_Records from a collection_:
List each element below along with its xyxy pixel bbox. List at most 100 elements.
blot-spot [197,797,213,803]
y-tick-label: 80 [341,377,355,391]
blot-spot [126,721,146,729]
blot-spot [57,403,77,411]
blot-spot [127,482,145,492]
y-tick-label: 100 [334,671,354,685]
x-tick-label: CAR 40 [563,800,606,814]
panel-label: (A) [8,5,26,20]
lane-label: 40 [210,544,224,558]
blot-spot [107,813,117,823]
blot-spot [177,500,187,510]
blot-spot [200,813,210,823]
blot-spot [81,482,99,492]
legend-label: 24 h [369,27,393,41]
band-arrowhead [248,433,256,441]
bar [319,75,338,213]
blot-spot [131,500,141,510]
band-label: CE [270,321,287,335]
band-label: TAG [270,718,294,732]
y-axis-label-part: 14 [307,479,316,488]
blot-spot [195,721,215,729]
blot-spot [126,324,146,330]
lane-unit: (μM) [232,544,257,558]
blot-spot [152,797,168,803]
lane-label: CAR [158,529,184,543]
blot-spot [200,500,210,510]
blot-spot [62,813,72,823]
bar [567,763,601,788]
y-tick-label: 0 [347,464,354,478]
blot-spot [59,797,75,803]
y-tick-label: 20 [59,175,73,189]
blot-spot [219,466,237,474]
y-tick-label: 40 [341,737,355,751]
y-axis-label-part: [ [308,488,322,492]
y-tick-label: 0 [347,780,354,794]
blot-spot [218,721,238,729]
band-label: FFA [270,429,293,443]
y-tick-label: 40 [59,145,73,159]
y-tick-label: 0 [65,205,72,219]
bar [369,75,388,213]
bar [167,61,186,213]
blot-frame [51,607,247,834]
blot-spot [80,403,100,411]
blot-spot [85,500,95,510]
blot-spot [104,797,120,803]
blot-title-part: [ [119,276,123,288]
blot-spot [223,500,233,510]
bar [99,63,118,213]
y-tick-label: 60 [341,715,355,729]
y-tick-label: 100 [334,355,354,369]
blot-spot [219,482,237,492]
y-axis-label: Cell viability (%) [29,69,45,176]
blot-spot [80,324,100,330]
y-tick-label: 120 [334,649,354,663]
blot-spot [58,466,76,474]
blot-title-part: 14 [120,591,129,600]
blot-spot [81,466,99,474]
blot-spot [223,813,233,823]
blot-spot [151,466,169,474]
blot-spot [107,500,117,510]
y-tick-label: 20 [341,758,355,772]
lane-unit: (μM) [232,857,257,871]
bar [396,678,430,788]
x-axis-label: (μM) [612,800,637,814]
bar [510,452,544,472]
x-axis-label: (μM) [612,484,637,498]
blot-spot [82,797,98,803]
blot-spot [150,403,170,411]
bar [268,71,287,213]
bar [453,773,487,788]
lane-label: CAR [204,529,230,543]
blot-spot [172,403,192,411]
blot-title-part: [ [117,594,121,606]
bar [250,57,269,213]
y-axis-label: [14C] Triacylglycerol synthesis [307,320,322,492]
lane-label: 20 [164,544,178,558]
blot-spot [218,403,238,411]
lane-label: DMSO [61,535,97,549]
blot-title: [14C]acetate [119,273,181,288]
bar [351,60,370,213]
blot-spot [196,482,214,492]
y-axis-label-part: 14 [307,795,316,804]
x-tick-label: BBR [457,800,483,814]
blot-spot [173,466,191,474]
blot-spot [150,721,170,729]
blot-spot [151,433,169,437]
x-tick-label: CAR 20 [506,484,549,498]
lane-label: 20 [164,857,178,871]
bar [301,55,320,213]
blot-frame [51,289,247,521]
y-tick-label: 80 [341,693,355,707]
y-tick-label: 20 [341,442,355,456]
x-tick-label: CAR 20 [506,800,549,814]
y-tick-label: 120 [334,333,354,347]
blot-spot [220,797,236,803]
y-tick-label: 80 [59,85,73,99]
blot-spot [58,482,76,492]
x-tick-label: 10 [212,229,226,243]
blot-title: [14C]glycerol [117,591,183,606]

_Task prompt_:
Rewrite the lines of every item, replacing "blot-spot" with "band-spot" and leaving everything else unchanged.

_Reply_:
List each element below along with its xyxy pixel bbox. List at most 100 elements.
band-spot [197,797,213,803]
y-tick-label: 80 [341,377,355,391]
band-spot [126,721,146,729]
band-spot [57,403,77,411]
band-spot [127,482,145,492]
y-tick-label: 100 [334,671,354,685]
x-tick-label: CAR 40 [563,800,606,814]
panel-label: (A) [8,5,26,20]
lane-label: 40 [210,544,224,558]
band-spot [107,813,117,823]
band-spot [177,500,187,510]
band-spot [200,813,210,823]
band-spot [81,482,99,492]
legend-label: 24 h [369,27,393,41]
band-arrowhead [248,433,256,441]
bar [319,75,338,213]
band-spot [131,500,141,510]
band-label: CE [270,321,287,335]
band-label: TAG [270,718,294,732]
y-axis-label-part: 14 [307,479,316,488]
band-spot [195,721,215,729]
band-spot [126,324,146,330]
lane-unit: (μM) [232,544,257,558]
band-spot [152,797,168,803]
lane-label: CAR [158,529,184,543]
band-spot [200,500,210,510]
band-spot [62,813,72,823]
bar [567,763,601,788]
y-tick-label: 0 [347,464,354,478]
band-spot [59,797,75,803]
y-tick-label: 20 [59,175,73,189]
band-spot [219,466,237,474]
y-tick-label: 40 [341,737,355,751]
y-axis-label-part: [ [308,488,322,492]
y-tick-label: 0 [347,780,354,794]
band-spot [218,721,238,729]
band-label: FFA [270,429,293,443]
y-tick-label: 40 [59,145,73,159]
y-tick-label: 0 [65,205,72,219]
bar [369,75,388,213]
bar [167,61,186,213]
blot-frame [51,607,247,834]
band-spot [80,403,100,411]
band-spot [85,500,95,510]
band-spot [104,797,120,803]
blot-title-part: [ [119,276,123,288]
band-spot [223,500,233,510]
bar [99,63,118,213]
y-tick-label: 60 [341,715,355,729]
y-tick-label: 100 [334,355,354,369]
band-spot [219,482,237,492]
y-axis-label: Cell viability (%) [29,69,45,176]
band-spot [80,324,100,330]
y-tick-label: 120 [334,649,354,663]
band-spot [58,466,76,474]
blot-title-part: 14 [120,591,129,600]
band-spot [81,466,99,474]
band-spot [223,813,233,823]
band-spot [151,466,169,474]
band-spot [107,500,117,510]
y-tick-label: 20 [341,758,355,772]
lane-unit: (μM) [232,857,257,871]
bar [396,678,430,788]
x-axis-label: (μM) [612,800,637,814]
bar [510,452,544,472]
x-axis-label: (μM) [612,484,637,498]
band-spot [82,797,98,803]
band-spot [150,403,170,411]
bar [268,71,287,213]
bar [453,773,487,788]
lane-label: CAR [204,529,230,543]
band-spot [172,403,192,411]
blot-title-part: [ [117,594,121,606]
bar [250,57,269,213]
y-axis-label: [14C] Triacylglycerol synthesis [307,320,322,492]
lane-label: 20 [164,544,178,558]
band-spot [218,403,238,411]
lane-label: DMSO [61,535,97,549]
blot-title: [14C]acetate [119,273,181,288]
bar [351,60,370,213]
band-spot [196,482,214,492]
y-axis-label-part: 14 [307,795,316,804]
x-tick-label: BBR [457,800,483,814]
band-spot [173,466,191,474]
band-spot [150,721,170,729]
band-spot [151,433,169,437]
x-tick-label: CAR 20 [506,484,549,498]
lane-label: 20 [164,857,178,871]
bar [301,55,320,213]
blot-frame [51,289,247,521]
y-tick-label: 80 [341,693,355,707]
y-tick-label: 20 [341,442,355,456]
x-tick-label: CAR 20 [506,800,549,814]
y-tick-label: 120 [334,333,354,347]
band-spot [220,797,236,803]
y-tick-label: 80 [59,85,73,99]
band-spot [58,482,76,492]
x-tick-label: 10 [212,229,226,243]
blot-title: [14C]glycerol [117,591,183,606]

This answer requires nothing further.